Excerpt: Begin

Last modified February 18, 2026

Azure Workload Identity

This tutorial is adapted from Azure’s documentation.

Azure Workload Identity is a mechanism for configuring a Kubernetes cluster to use Azure Entra ID as a federated credential provider through the OpenID Connect (OIDC) protocol. It is the successor of Azure AD Pod Identity offering broader support, better scaling, and simpler usage.

Configuring a workload cluster to enable Azure Workload Identity is not yet automated in the Giant Swarm platform. However, customers that require it can configure their clusters manually. These manual actions only need to be taken once for the lifecycle of each workload cluster, and do not require maintenance.

Excerpt: End
Raw data: Begin

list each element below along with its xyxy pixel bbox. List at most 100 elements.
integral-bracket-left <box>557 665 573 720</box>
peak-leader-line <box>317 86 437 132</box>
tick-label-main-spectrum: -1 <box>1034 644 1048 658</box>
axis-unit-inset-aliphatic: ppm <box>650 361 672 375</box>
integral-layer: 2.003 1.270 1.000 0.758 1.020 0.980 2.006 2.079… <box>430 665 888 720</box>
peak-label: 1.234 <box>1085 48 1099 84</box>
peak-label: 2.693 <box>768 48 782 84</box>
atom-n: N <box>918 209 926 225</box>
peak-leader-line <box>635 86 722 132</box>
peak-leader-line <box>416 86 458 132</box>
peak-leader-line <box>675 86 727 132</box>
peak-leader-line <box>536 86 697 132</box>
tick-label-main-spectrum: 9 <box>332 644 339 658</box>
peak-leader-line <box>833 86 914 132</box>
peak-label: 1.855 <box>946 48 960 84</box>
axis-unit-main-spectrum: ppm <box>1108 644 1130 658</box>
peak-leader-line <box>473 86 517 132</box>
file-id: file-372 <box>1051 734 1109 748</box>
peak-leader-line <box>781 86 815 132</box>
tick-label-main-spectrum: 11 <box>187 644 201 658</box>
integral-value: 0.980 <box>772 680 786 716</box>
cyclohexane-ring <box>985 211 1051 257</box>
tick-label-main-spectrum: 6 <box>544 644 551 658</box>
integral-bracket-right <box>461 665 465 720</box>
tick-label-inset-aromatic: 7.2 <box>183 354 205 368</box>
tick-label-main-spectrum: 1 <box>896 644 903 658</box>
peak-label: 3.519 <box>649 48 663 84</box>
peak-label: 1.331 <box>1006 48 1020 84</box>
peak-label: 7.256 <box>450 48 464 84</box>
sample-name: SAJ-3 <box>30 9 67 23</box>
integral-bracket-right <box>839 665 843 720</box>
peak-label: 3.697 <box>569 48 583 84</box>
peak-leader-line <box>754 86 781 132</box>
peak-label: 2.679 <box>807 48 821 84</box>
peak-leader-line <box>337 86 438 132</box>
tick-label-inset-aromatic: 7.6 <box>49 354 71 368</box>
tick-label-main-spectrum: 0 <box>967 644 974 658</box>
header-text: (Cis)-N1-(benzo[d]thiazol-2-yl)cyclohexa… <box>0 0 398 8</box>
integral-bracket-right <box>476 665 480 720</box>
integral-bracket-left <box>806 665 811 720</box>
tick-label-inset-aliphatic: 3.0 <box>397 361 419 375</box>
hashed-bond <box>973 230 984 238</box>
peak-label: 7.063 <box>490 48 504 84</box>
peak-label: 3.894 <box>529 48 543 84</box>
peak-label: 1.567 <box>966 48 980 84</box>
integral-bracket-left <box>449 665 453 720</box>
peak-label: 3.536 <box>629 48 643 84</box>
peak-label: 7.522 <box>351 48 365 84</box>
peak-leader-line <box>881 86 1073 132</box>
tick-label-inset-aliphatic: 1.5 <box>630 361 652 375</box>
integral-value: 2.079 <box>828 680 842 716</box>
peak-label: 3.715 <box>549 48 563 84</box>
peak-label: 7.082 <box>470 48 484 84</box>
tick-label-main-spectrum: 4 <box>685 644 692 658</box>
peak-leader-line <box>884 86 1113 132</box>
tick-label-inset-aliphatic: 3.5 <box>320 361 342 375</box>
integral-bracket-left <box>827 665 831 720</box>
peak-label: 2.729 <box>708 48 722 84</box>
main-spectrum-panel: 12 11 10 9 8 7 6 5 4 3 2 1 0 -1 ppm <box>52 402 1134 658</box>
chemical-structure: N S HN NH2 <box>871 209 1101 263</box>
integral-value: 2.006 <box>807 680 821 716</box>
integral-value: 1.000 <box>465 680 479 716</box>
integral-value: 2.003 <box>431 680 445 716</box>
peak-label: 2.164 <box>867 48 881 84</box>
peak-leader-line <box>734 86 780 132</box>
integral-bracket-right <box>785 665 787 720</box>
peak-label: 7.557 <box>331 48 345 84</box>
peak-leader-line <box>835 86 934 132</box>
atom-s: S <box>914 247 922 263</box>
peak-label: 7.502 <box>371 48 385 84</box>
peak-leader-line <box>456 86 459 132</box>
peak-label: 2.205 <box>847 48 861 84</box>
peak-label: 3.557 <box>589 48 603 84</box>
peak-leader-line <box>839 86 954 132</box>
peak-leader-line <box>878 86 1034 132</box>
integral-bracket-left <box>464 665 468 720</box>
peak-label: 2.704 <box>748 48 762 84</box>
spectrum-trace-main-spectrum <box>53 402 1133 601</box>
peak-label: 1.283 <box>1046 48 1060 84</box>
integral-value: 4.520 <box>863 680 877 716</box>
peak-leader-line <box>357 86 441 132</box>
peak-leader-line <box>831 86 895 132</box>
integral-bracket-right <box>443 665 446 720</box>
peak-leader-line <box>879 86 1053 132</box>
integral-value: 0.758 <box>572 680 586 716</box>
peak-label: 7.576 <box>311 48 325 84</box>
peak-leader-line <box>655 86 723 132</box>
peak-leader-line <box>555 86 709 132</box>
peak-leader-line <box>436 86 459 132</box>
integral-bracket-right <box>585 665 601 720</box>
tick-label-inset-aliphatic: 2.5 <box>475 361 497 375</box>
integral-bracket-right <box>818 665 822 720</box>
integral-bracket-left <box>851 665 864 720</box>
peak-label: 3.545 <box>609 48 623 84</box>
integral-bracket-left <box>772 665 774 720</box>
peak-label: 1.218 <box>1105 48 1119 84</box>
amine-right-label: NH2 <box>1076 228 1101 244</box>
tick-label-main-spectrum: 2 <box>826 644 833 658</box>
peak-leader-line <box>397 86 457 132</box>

Raw data: End

- Work request 1
Write out the Azure Workload Identity tutorial word for word, from "This tutorial is" to "not require maintenance.".
- Work request 2
According to the Azure Workload Identity tutorial, what does Azure Workload Identity succeed?
- Work request 3
List every advantage that the Azure Workload Identity tutorial says Azure Workload Identity offers over its predecessor.

- Task response 1
This tutorial is adapted from Azure’s documentation.

Azure Workload Identity is a mechanism for configuring a Kubernetes cluster to use Azure Entra ID as a federated credential provider through the OpenID Connect (OIDC) protocol. It is the successor of Azure AD Pod Identity offering broader support, better scaling, and simpler usage.

Configuring a workload cluster to enable Azure Workload Identity is not yet automated in the Giant Swarm platform. However, customers that require it can configure their clusters manually. These manual actions only need to be taken once for the lifecycle of each workload cluster, and do not require maintenance.

- Task response 2
Azure AD Pod Identity

- Task response 3
- Broader support
- Better scaling
- Simpler usage